(TASK REQUIREMENTS):
Reproduce every row below verbatim, character for character, leaving out the picture lines.

-------- LISTED RECORDS

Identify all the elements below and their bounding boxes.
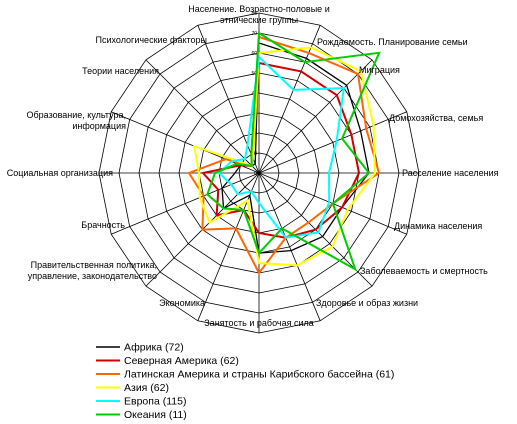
- legend-entry: Европа (115): [124, 396, 186, 408]
- axis-label: Здоровье и образ жизни: [316, 298, 418, 308]
- axis-label: Занятость и рабочая сила: [204, 318, 313, 328]
- series-line-0: [221, 42, 370, 254]
- grid-spoke: [258, 59, 373, 174]
- tick-label: 10: [251, 151, 257, 157]
- grid-spoke: [258, 25, 321, 174]
- series-lines: [187, 31, 381, 275]
- tick-label: 60: [251, 51, 257, 57]
- legend-entry: Африка (72): [124, 342, 184, 354]
- grid-spoke: [197, 25, 260, 174]
- legend-entry: Океания (11): [124, 409, 187, 421]
- axis-label: Брачность: [81, 220, 125, 230]
- axis-label: Рождаемость. Планирование семьи: [317, 37, 468, 47]
- grid-spoke: [258, 111, 407, 174]
- axis-label: Экономика: [159, 298, 205, 308]
- axis-label: Заболеваемость и смертность: [360, 266, 488, 276]
- tick-label: 50: [251, 71, 257, 77]
- axis-label: Домохозяйства, семья: [389, 113, 483, 123]
- axis-label: Социальная организация: [7, 168, 113, 178]
- series-line-5: [206, 31, 381, 272]
- series-line-4: [217, 54, 346, 239]
- tick-label: 0: [254, 171, 257, 177]
- legend-entry: Азия (62): [124, 382, 169, 394]
- grid-spoke: [111, 172, 260, 235]
- grid-spoke: [197, 172, 260, 321]
- axis-label: Расселение населения: [402, 168, 499, 178]
- grid-spoke: [258, 172, 321, 321]
- tick-label: 70: [251, 31, 257, 37]
- legend-entry: Северная Америка (62): [124, 355, 239, 367]
- axis-label: Теории населения: [82, 66, 159, 76]
- axis-label: Правительственная политика, управление, з…: [28, 260, 157, 281]
- axis-label: Население. Возрастно-половые и этнические…: [188, 4, 329, 25]
- axis-label: Психологические факторы: [96, 35, 208, 45]
- grid-spoke: [145, 59, 260, 174]
- legend-entry: Латинская Америка и страны Карибского ба…: [124, 369, 394, 381]
- grid-spoke: [111, 111, 260, 174]
- tick-label: 80: [251, 11, 257, 17]
- axis-label: Динамика населения: [394, 221, 482, 231]
- series-line-3: [193, 46, 377, 267]
- axis-label: Миграция: [359, 65, 400, 75]
- axis-labels: Население. Возрастно-половые и этнические…: [7, 4, 499, 328]
- axis-label: Образование, культура, информация: [27, 110, 127, 131]
- legend: Африка (72)Северная Америка (62) Латинска…: [96, 342, 394, 421]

----------------

(THE ANSWER):
Identify all the elements below and their bounding boxes.
- legend-entry: Европа (115): [124, 396, 186, 408]
- axis-label: Здоровье и образ жизни: [316, 298, 418, 308]
- axis-label: Занятость и рабочая сила: [204, 318, 313, 328]
- series-line-0: [221, 42, 370, 254]
- grid-spoke: [258, 59, 373, 174]
- tick-label: 10: [251, 151, 257, 157]
- grid-spoke: [258, 25, 321, 174]
- series-lines: [187, 31, 381, 275]
- tick-label: 60: [251, 51, 257, 57]
- legend-entry: Африка (72): [124, 342, 184, 354]
- grid-spoke: [197, 25, 260, 174]
- legend-entry: Океания (11): [124, 409, 187, 421]
- axis-label: Брачность: [81, 220, 125, 230]
- axis-label: Рождаемость. Планирование семьи: [317, 37, 468, 47]
- grid-spoke: [258, 111, 407, 174]
- axis-label: Экономика: [159, 298, 205, 308]
- axis-label: Заболеваемость и смертность: [360, 266, 488, 276]
- tick-label: 50: [251, 71, 257, 77]
- axis-label: Домохозяйства, семья: [389, 113, 483, 123]
- axis-label: Социальная организация: [7, 168, 113, 178]
- series-line-5: [206, 31, 381, 272]
- series-line-4: [217, 54, 346, 239]
- tick-label: 0: [254, 171, 257, 177]
- legend-entry: Азия (62): [124, 382, 169, 394]
- grid-spoke: [111, 172, 260, 235]
- grid-spoke: [197, 172, 260, 321]
- axis-label: Расселение населения: [402, 168, 499, 178]
- grid-spoke: [258, 172, 321, 321]
- tick-label: 70: [251, 31, 257, 37]
- legend-entry: Северная Америка (62): [124, 355, 239, 367]
- axis-label: Теории населения: [82, 66, 159, 76]
- axis-label: Правительственная политика, управление, з…: [28, 260, 157, 281]
- axis-label: Население. Возрастно-половые и этнические…: [188, 4, 329, 25]
- axis-label: Психологические факторы: [96, 35, 208, 45]
- grid-spoke: [145, 59, 260, 174]
- legend-entry: Латинская Америка и страны Карибского ба…: [124, 369, 394, 381]
- grid-spoke: [111, 111, 260, 174]
- tick-label: 80: [251, 11, 257, 17]
- axis-label: Динамика населения: [394, 221, 482, 231]
- series-line-3: [193, 46, 377, 267]
- axis-label: Миграция: [359, 65, 400, 75]
- axis-labels: Население. Возрастно-половые и этнические…: [7, 4, 499, 328]
- axis-label: Образование, культура, информация: [27, 110, 127, 131]
- legend: Африка (72)Северная Америка (62) Латинска…: [96, 342, 394, 421]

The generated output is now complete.